== What you should do ==
Your copy of the material below should match it exactly, except that it holds no pictures.

== Data excerpts ==
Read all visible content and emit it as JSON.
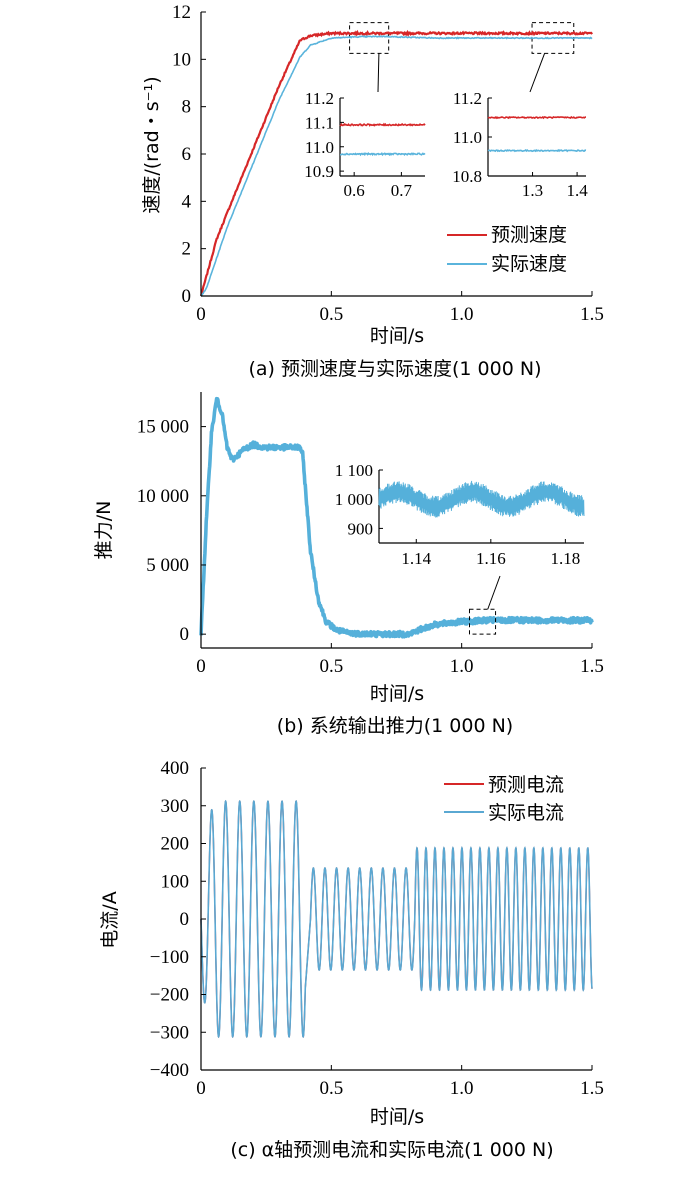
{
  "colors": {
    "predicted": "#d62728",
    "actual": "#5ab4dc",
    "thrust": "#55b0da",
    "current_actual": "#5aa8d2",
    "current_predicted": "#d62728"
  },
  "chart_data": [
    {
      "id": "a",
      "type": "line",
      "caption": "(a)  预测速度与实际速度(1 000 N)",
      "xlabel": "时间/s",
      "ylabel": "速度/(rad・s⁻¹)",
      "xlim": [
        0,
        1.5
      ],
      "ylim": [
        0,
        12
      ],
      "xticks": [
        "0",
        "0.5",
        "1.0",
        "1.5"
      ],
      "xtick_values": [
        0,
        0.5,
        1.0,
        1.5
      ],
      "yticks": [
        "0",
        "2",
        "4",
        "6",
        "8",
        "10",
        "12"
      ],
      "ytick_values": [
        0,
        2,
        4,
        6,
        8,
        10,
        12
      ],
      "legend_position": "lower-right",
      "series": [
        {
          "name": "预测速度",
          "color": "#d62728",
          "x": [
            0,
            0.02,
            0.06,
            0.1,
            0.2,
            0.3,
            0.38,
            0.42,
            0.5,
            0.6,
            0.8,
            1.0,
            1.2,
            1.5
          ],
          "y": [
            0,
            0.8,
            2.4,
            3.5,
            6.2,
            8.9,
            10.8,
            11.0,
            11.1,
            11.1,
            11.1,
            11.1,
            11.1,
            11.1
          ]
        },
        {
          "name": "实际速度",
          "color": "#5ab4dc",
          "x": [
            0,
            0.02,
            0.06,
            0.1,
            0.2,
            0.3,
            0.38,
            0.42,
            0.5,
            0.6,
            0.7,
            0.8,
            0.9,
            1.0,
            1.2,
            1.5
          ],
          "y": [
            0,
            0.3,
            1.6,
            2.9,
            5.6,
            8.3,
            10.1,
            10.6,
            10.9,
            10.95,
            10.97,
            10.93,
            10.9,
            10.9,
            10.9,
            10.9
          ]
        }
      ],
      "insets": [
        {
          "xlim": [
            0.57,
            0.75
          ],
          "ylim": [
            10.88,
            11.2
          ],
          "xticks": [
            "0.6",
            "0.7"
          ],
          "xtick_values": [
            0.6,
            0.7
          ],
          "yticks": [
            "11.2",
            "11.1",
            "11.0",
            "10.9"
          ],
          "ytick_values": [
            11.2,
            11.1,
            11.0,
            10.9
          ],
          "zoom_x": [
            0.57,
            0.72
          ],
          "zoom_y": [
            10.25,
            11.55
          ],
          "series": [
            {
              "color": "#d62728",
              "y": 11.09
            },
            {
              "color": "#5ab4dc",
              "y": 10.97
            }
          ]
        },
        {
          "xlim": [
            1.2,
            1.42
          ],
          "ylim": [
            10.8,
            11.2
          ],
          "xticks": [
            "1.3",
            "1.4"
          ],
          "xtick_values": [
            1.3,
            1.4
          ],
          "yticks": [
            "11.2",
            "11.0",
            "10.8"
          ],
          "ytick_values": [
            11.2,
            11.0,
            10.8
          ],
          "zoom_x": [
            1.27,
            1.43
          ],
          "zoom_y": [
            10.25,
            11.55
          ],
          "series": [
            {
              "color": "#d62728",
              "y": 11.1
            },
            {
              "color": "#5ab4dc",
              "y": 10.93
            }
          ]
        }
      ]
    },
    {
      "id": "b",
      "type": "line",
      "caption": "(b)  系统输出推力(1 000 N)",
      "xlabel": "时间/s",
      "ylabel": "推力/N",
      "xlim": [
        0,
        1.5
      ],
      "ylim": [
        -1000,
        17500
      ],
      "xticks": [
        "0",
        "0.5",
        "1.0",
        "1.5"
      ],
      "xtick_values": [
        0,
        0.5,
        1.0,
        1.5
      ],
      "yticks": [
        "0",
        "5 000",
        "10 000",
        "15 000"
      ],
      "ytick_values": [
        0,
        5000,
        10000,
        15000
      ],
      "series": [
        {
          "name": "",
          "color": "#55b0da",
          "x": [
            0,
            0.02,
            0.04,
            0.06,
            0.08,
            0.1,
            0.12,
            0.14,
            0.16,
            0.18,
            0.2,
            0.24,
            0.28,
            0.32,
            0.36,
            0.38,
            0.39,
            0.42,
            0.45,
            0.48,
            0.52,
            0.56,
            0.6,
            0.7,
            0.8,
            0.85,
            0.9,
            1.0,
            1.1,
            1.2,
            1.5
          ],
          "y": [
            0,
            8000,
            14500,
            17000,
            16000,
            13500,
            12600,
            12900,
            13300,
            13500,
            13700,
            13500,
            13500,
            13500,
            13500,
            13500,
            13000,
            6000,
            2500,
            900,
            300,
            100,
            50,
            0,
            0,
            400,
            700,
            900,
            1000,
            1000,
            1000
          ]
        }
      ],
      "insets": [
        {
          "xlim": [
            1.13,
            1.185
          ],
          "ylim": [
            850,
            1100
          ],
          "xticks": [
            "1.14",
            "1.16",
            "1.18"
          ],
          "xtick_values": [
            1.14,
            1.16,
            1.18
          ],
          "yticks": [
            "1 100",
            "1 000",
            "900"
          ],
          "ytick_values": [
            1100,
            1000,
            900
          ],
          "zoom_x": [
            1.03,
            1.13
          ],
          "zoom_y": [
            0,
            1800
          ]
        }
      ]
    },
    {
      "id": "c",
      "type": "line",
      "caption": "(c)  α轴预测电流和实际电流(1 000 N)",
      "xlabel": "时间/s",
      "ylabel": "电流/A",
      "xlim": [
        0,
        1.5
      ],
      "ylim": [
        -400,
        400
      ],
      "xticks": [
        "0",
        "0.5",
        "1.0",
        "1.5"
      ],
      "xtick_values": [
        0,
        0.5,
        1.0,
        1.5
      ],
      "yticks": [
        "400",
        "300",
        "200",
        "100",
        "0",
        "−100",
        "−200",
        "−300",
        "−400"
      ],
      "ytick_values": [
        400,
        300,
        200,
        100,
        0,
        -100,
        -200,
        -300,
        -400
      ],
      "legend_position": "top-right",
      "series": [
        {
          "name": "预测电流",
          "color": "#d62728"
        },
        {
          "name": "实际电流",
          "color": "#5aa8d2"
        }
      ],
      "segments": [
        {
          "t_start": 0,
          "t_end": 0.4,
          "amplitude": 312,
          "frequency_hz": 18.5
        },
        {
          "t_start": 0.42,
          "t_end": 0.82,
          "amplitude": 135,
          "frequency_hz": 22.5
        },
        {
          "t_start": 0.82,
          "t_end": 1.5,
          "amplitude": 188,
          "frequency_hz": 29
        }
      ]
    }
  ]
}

== Response to this task ==
Read all visible content and emit it as JSON.
{
  "colors": {
    "predicted": "#d62728",
    "actual": "#5ab4dc",
    "thrust": "#55b0da",
    "current_actual": "#5aa8d2",
    "current_predicted": "#d62728"
  },
  "chart_data": [
    {
      "id": "a",
      "type": "line",
      "caption": "(a)  预测速度与实际速度(1 000 N)",
      "xlabel": "时间/s",
      "ylabel": "速度/(rad・s⁻¹)",
      "xlim": [
        0,
        1.5
      ],
      "ylim": [
        0,
        12
      ],
      "xticks": [
        "0",
        "0.5",
        "1.0",
        "1.5"
      ],
      "xtick_values": [
        0,
        0.5,
        1.0,
        1.5
      ],
      "yticks": [
        "0",
        "2",
        "4",
        "6",
        "8",
        "10",
        "12"
      ],
      "ytick_values": [
        0,
        2,
        4,
        6,
        8,
        10,
        12
      ],
      "legend_position": "lower-right",
      "series": [
        {
          "name": "预测速度",
          "color": "#d62728",
          "x": [
            0,
            0.02,
            0.06,
            0.1,
            0.2,
            0.3,
            0.38,
            0.42,
            0.5,
            0.6,
            0.8,
            1.0,
            1.2,
            1.5
          ],
          "y": [
            0,
            0.8,
            2.4,
            3.5,
            6.2,
            8.9,
            10.8,
            11.0,
            11.1,
            11.1,
            11.1,
            11.1,
            11.1,
            11.1
          ]
        },
        {
          "name": "实际速度",
          "color": "#5ab4dc",
          "x": [
            0,
            0.02,
            0.06,
            0.1,
            0.2,
            0.3,
            0.38,
            0.42,
            0.5,
            0.6,
            0.7,
            0.8,
            0.9,
            1.0,
            1.2,
            1.5
          ],
          "y": [
            0,
            0.3,
            1.6,
            2.9,
            5.6,
            8.3,
            10.1,
            10.6,
            10.9,
            10.95,
            10.97,
            10.93,
            10.9,
            10.9,
            10.9,
            10.9
          ]
        }
      ],
      "insets": [
        {
          "xlim": [
            0.57,
            0.75
          ],
          "ylim": [
            10.88,
            11.2
          ],
          "xticks": [
            "0.6",
            "0.7"
          ],
          "xtick_values": [
            0.6,
            0.7
          ],
          "yticks": [
            "11.2",
            "11.1",
            "11.0",
            "10.9"
          ],
          "ytick_values": [
            11.2,
            11.1,
            11.0,
            10.9
          ],
          "zoom_x": [
            0.57,
            0.72
          ],
          "zoom_y": [
            10.25,
            11.55
          ],
          "series": [
            {
              "color": "#d62728",
              "y": 11.09
            },
            {
              "color": "#5ab4dc",
              "y": 10.97
            }
          ]
        },
        {
          "xlim": [
            1.2,
            1.42
          ],
          "ylim": [
            10.8,
            11.2
          ],
          "xticks": [
            "1.3",
            "1.4"
          ],
          "xtick_values": [
            1.3,
            1.4
          ],
          "yticks": [
            "11.2",
            "11.0",
            "10.8"
          ],
          "ytick_values": [
            11.2,
            11.0,
            10.8
          ],
          "zoom_x": [
            1.27,
            1.43
          ],
          "zoom_y": [
            10.25,
            11.55
          ],
          "series": [
            {
              "color": "#d62728",
              "y": 11.1
            },
            {
              "color": "#5ab4dc",
              "y": 10.93
            }
          ]
        }
      ]
    },
    {
      "id": "b",
      "type": "line",
      "caption": "(b)  系统输出推力(1 000 N)",
      "xlabel": "时间/s",
      "ylabel": "推力/N",
      "xlim": [
        0,
        1.5
      ],
      "ylim": [
        -1000,
        17500
      ],
      "xticks": [
        "0",
        "0.5",
        "1.0",
        "1.5"
      ],
      "xtick_values": [
        0,
        0.5,
        1.0,
        1.5
      ],
      "yticks": [
        "0",
        "5 000",
        "10 000",
        "15 000"
      ],
      "ytick_values": [
        0,
        5000,
        10000,
        15000
      ],
      "series": [
        {
          "name": "",
          "color": "#55b0da",
          "x": [
            0,
            0.02,
            0.04,
            0.06,
            0.08,
            0.1,
            0.12,
            0.14,
            0.16,
            0.18,
            0.2,
            0.24,
            0.28,
            0.32,
            0.36,
            0.38,
            0.39,
            0.42,
            0.45,
            0.48,
            0.52,
            0.56,
            0.6,
            0.7,
            0.8,
            0.85,
            0.9,
            1.0,
            1.1,
            1.2,
            1.5
          ],
          "y": [
            0,
            8000,
            14500,
            17000,
            16000,
            13500,
            12600,
            12900,
            13300,
            13500,
            13700,
            13500,
            13500,
            13500,
            13500,
            13500,
            13000,
            6000,
            2500,
            900,
            300,
            100,
            50,
            0,
            0,
            400,
            700,
            900,
            1000,
            1000,
            1000
          ]
        }
      ],
      "insets": [
        {
          "xlim": [
            1.13,
            1.185
          ],
          "ylim": [
            850,
            1100
          ],
          "xticks": [
            "1.14",
            "1.16",
            "1.18"
          ],
          "xtick_values": [
            1.14,
            1.16,
            1.18
          ],
          "yticks": [
            "1 100",
            "1 000",
            "900"
          ],
          "ytick_values": [
            1100,
            1000,
            900
          ],
          "zoom_x": [
            1.03,
            1.13
          ],
          "zoom_y": [
            0,
            1800
          ]
        }
      ]
    },
    {
      "id": "c",
      "type": "line",
      "caption": "(c)  α轴预测电流和实际电流(1 000 N)",
      "xlabel": "时间/s",
      "ylabel": "电流/A",
      "xlim": [
        0,
        1.5
      ],
      "ylim": [
        -400,
        400
      ],
      "xticks": [
        "0",
        "0.5",
        "1.0",
        "1.5"
      ],
      "xtick_values": [
        0,
        0.5,
        1.0,
        1.5
      ],
      "yticks": [
        "400",
        "300",
        "200",
        "100",
        "0",
        "−100",
        "−200",
        "−300",
        "−400"
      ],
      "ytick_values": [
        400,
        300,
        200,
        100,
        0,
        -100,
        -200,
        -300,
        -400
      ],
      "legend_position": "top-right",
      "series": [
        {
          "name": "预测电流",
          "color": "#d62728"
        },
        {
          "name": "实际电流",
          "color": "#5aa8d2"
        }
      ],
      "segments": [
        {
          "t_start": 0,
          "t_end": 0.4,
          "amplitude": 312,
          "frequency_hz": 18.5
        },
        {
          "t_start": 0.42,
          "t_end": 0.82,
          "amplitude": 135,
          "frequency_hz": 22.5
        },
        {
          "t_start": 0.82,
          "t_end": 1.5,
          "amplitude": 188,
          "frequency_hz": 29
        }
      ]
    }
  ]
}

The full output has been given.